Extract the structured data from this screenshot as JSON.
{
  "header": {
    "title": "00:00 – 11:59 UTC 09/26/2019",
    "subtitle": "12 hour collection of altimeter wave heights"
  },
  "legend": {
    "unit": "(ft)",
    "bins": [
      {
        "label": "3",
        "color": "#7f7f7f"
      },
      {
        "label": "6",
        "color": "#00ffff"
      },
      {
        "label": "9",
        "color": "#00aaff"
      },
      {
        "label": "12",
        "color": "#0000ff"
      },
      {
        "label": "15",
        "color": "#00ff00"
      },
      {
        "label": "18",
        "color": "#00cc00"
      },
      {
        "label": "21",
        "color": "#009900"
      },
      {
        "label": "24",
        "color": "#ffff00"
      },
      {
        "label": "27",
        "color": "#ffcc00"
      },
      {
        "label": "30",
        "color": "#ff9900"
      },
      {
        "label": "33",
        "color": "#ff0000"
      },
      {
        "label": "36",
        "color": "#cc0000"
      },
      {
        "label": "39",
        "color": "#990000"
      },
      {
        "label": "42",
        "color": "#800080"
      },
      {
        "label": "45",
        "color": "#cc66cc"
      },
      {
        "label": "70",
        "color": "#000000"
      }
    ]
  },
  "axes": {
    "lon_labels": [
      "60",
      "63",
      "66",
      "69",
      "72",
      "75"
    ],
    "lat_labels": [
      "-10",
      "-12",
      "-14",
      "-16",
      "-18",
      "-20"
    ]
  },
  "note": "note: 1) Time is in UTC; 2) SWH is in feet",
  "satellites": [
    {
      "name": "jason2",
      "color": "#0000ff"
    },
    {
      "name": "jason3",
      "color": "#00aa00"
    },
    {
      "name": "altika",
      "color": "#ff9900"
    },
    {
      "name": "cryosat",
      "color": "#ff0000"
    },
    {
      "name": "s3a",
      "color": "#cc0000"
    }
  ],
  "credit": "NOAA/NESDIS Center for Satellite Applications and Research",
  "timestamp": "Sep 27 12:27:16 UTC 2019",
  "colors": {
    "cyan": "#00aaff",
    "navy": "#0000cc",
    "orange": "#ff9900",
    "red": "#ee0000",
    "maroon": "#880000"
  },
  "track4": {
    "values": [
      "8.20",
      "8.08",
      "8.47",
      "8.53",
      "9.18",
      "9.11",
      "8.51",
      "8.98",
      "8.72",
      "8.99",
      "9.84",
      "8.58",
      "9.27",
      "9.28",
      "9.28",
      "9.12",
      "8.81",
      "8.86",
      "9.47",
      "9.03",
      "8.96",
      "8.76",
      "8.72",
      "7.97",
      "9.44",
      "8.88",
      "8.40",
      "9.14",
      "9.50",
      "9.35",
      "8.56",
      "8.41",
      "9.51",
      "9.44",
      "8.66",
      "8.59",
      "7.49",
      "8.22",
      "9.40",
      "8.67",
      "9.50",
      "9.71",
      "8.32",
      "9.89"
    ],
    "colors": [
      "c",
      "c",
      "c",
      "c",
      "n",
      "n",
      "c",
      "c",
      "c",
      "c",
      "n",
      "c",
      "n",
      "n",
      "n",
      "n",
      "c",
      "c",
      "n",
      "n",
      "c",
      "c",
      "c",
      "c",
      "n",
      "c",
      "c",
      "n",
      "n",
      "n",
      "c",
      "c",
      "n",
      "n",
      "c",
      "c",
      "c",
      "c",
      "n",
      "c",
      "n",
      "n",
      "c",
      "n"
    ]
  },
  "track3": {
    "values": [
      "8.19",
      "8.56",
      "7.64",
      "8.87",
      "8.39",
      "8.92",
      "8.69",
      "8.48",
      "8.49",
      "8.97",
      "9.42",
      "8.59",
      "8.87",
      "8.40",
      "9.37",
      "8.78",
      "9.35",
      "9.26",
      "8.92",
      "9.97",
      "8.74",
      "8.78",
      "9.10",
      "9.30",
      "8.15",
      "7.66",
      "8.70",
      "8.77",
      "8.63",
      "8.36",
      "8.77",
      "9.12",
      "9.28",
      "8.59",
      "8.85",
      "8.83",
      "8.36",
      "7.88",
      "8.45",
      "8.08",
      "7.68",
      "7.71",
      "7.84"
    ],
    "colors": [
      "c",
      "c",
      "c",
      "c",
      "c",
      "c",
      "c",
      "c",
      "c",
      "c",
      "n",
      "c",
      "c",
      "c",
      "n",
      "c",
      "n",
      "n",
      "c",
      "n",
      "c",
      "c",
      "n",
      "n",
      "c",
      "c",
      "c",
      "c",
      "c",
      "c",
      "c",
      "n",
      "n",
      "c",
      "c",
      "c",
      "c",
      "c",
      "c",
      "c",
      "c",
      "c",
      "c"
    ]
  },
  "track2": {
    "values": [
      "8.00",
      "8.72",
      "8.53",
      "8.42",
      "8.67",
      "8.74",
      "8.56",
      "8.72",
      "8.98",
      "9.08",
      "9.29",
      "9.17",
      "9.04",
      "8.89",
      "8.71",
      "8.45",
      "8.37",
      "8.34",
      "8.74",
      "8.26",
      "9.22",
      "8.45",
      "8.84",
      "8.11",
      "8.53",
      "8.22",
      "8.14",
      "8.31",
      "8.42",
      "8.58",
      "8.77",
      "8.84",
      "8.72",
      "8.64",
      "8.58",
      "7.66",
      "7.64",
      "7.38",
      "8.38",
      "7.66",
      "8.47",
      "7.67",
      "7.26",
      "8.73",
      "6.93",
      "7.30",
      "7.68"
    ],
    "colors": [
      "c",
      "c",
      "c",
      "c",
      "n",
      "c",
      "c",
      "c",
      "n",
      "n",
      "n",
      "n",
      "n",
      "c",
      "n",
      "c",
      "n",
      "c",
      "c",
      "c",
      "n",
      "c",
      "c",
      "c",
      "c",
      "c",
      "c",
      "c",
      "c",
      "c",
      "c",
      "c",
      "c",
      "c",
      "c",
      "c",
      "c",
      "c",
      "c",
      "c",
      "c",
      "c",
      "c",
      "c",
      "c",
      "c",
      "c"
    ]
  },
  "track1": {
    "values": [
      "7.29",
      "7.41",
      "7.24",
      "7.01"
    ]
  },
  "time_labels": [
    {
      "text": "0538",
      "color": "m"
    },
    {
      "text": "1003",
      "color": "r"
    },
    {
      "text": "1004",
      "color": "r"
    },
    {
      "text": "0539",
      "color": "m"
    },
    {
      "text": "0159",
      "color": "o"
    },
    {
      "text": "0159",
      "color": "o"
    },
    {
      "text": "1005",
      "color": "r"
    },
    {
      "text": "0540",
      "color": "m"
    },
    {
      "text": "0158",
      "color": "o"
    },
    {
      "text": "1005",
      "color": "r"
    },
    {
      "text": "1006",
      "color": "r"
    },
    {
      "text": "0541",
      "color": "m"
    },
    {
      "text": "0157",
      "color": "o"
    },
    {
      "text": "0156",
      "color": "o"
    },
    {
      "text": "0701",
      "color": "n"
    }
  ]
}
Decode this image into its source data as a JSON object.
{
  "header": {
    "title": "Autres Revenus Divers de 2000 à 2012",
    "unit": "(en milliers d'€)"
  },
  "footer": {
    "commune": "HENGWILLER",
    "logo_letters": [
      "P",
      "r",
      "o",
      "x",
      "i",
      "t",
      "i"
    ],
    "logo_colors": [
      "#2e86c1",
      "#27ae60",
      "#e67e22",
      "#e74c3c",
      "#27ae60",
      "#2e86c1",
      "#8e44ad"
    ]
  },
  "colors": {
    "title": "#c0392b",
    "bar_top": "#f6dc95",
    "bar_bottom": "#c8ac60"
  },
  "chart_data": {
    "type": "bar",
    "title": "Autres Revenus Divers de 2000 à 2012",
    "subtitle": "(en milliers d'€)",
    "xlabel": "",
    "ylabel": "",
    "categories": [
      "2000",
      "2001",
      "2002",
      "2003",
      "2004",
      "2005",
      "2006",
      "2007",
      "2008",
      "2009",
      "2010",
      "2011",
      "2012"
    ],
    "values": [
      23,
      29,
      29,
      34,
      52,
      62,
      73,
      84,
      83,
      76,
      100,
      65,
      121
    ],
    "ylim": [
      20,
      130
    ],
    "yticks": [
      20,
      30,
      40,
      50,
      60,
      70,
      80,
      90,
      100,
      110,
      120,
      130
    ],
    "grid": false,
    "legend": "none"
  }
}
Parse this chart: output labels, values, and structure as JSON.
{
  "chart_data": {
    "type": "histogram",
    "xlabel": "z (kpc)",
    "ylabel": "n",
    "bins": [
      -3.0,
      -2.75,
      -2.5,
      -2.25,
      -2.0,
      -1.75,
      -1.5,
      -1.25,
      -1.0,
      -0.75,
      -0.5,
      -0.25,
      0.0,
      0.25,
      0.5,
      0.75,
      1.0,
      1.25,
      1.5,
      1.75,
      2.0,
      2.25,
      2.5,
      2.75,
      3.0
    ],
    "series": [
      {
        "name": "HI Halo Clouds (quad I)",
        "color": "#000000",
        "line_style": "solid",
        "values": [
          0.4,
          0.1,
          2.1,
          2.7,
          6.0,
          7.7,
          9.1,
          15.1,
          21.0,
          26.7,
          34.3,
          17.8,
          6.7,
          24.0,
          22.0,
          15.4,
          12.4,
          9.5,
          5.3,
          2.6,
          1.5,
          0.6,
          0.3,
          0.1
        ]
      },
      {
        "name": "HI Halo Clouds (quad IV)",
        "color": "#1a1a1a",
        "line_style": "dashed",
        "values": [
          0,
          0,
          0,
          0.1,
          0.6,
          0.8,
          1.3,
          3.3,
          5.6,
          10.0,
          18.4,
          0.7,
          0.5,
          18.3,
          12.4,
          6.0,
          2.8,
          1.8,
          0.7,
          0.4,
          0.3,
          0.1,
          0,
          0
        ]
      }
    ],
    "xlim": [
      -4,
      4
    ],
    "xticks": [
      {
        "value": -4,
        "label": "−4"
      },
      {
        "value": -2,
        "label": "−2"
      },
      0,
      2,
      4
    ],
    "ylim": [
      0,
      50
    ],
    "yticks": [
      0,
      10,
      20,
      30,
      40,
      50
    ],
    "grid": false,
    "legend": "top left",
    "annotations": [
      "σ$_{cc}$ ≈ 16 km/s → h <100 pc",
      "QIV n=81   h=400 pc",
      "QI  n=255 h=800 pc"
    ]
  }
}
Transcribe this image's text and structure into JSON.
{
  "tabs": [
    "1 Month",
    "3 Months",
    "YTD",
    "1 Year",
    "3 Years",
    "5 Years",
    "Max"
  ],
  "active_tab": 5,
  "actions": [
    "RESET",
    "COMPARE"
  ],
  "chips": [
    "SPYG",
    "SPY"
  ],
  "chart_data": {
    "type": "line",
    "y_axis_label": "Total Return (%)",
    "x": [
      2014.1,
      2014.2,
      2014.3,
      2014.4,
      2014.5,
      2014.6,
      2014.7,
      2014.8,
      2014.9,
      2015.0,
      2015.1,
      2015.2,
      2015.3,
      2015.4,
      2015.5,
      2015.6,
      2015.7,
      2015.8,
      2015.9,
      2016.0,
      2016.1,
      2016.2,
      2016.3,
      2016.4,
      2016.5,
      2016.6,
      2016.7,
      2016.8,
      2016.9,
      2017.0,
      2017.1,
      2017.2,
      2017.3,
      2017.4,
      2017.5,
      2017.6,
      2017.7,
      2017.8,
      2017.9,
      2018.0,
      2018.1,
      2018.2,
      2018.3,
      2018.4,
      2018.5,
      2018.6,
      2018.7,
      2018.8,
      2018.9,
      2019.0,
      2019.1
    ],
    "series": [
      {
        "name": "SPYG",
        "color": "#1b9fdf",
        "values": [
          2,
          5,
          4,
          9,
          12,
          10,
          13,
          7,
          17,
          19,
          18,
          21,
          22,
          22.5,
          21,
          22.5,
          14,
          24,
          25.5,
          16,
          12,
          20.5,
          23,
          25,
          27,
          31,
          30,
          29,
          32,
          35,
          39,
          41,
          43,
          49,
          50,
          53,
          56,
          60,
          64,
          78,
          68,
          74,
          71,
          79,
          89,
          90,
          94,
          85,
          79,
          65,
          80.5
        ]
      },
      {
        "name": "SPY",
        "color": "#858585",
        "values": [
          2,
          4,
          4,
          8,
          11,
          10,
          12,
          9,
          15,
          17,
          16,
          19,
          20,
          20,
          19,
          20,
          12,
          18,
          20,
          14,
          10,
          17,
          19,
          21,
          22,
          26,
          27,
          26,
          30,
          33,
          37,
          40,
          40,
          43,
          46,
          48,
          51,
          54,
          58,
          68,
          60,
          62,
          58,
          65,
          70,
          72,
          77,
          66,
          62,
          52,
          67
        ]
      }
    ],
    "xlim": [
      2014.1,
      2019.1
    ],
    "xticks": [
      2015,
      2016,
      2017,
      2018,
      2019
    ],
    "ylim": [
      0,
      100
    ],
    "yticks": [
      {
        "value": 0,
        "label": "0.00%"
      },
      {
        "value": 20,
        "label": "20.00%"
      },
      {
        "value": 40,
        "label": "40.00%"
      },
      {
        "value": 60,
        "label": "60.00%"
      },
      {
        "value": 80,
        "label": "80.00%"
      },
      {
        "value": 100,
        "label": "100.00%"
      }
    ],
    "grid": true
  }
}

▸ Work required
Where does the word "Halo" appear? Return each line that holds it.

▸ Written answer
        "name": "HI Halo Clouds (quad I)",
        "name": "HI Halo Clouds (quad IV)",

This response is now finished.